* **Given entries**
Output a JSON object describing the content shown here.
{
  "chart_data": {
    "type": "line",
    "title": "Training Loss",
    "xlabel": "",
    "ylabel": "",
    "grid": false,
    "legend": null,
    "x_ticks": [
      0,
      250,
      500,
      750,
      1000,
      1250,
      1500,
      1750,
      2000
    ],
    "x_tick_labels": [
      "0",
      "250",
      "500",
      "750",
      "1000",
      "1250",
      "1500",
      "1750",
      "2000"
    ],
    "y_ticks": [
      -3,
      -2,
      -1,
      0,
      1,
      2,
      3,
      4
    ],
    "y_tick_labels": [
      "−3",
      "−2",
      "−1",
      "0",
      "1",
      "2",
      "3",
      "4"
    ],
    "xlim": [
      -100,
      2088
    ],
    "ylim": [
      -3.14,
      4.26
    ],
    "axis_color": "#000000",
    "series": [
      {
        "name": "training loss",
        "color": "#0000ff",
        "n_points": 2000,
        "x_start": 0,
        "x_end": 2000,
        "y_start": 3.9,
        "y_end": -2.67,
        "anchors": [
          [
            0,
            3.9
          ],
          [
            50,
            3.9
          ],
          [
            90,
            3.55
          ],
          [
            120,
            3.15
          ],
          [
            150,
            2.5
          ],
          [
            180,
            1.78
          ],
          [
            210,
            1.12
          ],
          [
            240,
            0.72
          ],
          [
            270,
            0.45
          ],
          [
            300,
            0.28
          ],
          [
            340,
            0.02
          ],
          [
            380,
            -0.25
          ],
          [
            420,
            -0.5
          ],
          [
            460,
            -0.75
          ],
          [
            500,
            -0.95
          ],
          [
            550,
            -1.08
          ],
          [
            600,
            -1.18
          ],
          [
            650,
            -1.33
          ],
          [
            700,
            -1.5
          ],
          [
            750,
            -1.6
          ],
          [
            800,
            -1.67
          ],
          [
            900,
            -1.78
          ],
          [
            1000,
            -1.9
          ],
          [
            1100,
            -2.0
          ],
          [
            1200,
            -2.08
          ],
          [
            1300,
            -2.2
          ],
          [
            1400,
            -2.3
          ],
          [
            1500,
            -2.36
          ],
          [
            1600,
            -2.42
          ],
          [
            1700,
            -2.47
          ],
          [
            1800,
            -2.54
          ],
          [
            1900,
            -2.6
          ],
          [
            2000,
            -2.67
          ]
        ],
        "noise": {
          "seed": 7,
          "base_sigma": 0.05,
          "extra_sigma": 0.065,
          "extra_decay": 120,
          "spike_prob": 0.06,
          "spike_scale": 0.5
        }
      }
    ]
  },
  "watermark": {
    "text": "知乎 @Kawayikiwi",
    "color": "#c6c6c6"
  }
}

* **Direction**
Exactly as they are written, print the entries again.

* **Solution for this exercise**
Output a JSON object describing the content shown here.
{
  "chart_data": {
    "type": "line",
    "title": "Training Loss",
    "xlabel": "",
    "ylabel": "",
    "grid": false,
    "legend": null,
    "x_ticks": [
      0,
      250,
      500,
      750,
      1000,
      1250,
      1500,
      1750,
      2000
    ],
    "x_tick_labels": [
      "0",
      "250",
      "500",
      "750",
      "1000",
      "1250",
      "1500",
      "1750",
      "2000"
    ],
    "y_ticks": [
      -3,
      -2,
      -1,
      0,
      1,
      2,
      3,
      4
    ],
    "y_tick_labels": [
      "−3",
      "−2",
      "−1",
      "0",
      "1",
      "2",
      "3",
      "4"
    ],
    "xlim": [
      -100,
      2088
    ],
    "ylim": [
      -3.14,
      4.26
    ],
    "axis_color": "#000000",
    "series": [
      {
        "name": "training loss",
        "color": "#0000ff",
        "n_points": 2000,
        "x_start": 0,
        "x_end": 2000,
        "y_start": 3.9,
        "y_end": -2.67,
        "anchors": [
          [
            0,
            3.9
          ],
          [
            50,
            3.9
          ],
          [
            90,
            3.55
          ],
          [
            120,
            3.15
          ],
          [
            150,
            2.5
          ],
          [
            180,
            1.78
          ],
          [
            210,
            1.12
          ],
          [
            240,
            0.72
          ],
          [
            270,
            0.45
          ],
          [
            300,
            0.28
          ],
          [
            340,
            0.02
          ],
          [
            380,
            -0.25
          ],
          [
            420,
            -0.5
          ],
          [
            460,
            -0.75
          ],
          [
            500,
            -0.95
          ],
          [
            550,
            -1.08
          ],
          [
            600,
            -1.18
          ],
          [
            650,
            -1.33
          ],
          [
            700,
            -1.5
          ],
          [
            750,
            -1.6
          ],
          [
            800,
            -1.67
          ],
          [
            900,
            -1.78
          ],
          [
            1000,
            -1.9
          ],
          [
            1100,
            -2.0
          ],
          [
            1200,
            -2.08
          ],
          [
            1300,
            -2.2
          ],
          [
            1400,
            -2.3
          ],
          [
            1500,
            -2.36
          ],
          [
            1600,
            -2.42
          ],
          [
            1700,
            -2.47
          ],
          [
            1800,
            -2.54
          ],
          [
            1900,
            -2.6
          ],
          [
            2000,
            -2.67
          ]
        ],
        "noise": {
          "seed": 7,
          "base_sigma": 0.05,
          "extra_sigma": 0.065,
          "extra_decay": 120,
          "spike_prob": 0.06,
          "spike_scale": 0.5
        }
      }
    ]
  },
  "watermark": {
    "text": "知乎 @Kawayikiwi",
    "color": "#c6c6c6"
  }
}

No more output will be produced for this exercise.